#### [TASK OBJECTIVE]
Seek out every line containing the word "ORION", and copy each.
::::::::
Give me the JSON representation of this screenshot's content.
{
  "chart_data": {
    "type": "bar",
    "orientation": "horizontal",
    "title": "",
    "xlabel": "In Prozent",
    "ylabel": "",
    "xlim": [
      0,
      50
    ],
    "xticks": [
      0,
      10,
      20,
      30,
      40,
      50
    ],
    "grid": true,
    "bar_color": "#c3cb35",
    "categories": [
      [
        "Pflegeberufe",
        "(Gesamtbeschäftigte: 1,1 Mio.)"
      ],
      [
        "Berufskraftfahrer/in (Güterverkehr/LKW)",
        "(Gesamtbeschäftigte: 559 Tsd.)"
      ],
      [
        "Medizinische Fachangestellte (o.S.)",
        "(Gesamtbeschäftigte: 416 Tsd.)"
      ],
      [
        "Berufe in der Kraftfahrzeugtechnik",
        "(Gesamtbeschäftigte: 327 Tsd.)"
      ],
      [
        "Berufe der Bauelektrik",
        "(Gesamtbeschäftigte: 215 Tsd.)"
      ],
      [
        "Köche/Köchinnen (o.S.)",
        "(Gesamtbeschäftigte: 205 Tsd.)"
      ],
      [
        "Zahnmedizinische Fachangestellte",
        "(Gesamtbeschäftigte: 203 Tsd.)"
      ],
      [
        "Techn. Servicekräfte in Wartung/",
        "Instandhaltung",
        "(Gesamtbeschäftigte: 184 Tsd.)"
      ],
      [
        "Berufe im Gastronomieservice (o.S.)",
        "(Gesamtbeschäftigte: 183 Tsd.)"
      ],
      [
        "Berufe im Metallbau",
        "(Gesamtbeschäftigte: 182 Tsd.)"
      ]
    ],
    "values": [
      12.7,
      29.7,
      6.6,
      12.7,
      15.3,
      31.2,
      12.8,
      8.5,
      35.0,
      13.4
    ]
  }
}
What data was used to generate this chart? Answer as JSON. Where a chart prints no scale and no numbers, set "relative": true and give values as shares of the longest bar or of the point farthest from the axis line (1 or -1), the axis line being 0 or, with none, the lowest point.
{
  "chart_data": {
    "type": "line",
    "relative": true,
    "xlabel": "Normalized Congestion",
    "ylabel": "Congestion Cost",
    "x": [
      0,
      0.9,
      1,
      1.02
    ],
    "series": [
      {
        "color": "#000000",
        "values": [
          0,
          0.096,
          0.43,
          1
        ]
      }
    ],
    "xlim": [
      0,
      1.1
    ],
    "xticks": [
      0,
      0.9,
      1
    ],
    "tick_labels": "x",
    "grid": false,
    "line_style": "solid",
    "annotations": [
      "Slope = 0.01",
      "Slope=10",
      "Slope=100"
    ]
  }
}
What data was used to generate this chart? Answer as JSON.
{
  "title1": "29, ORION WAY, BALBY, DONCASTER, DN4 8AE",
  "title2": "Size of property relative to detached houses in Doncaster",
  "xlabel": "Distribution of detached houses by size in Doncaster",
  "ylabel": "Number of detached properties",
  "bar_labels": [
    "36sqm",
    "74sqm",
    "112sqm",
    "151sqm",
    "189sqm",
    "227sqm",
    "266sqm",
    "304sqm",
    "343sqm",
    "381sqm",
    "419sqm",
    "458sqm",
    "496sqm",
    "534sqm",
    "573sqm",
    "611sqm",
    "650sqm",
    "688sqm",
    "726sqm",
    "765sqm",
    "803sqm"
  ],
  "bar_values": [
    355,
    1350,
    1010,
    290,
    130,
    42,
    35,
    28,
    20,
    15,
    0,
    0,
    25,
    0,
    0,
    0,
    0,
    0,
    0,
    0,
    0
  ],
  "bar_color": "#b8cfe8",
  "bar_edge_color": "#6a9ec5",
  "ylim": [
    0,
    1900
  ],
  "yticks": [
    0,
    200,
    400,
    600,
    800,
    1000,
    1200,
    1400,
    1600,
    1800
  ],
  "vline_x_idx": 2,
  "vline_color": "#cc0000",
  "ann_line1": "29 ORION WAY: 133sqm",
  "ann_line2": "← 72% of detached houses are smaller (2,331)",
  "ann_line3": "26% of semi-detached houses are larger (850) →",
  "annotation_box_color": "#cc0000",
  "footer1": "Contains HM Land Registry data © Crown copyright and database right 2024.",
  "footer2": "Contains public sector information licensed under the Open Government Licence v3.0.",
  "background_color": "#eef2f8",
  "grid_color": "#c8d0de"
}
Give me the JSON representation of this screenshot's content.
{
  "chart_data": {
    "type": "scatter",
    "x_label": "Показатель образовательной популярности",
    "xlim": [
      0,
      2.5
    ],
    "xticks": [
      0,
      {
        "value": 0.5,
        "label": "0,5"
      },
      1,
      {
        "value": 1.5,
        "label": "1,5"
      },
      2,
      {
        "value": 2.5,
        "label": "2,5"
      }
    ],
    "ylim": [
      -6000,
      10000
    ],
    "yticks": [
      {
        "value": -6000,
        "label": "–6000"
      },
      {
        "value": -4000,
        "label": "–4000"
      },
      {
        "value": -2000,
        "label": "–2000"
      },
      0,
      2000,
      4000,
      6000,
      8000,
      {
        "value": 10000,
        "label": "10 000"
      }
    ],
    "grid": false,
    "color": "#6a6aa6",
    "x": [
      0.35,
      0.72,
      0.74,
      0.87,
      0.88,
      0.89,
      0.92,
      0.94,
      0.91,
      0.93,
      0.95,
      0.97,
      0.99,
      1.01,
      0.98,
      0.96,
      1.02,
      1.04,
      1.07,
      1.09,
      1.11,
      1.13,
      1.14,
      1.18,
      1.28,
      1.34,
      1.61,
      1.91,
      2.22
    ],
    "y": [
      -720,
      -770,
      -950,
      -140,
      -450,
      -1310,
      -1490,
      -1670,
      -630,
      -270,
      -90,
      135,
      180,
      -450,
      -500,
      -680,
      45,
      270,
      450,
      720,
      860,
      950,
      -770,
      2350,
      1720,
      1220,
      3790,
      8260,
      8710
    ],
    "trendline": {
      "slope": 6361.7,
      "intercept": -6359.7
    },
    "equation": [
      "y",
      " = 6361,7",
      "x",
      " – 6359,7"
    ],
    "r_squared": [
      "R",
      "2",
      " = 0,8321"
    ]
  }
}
::::::::
#### [FINISHED ANSWER]
  "title1": "29, ORION WAY, BALBY, DONCASTER, DN4 8AE",
  "ann_line1": "29 ORION WAY: 133sqm",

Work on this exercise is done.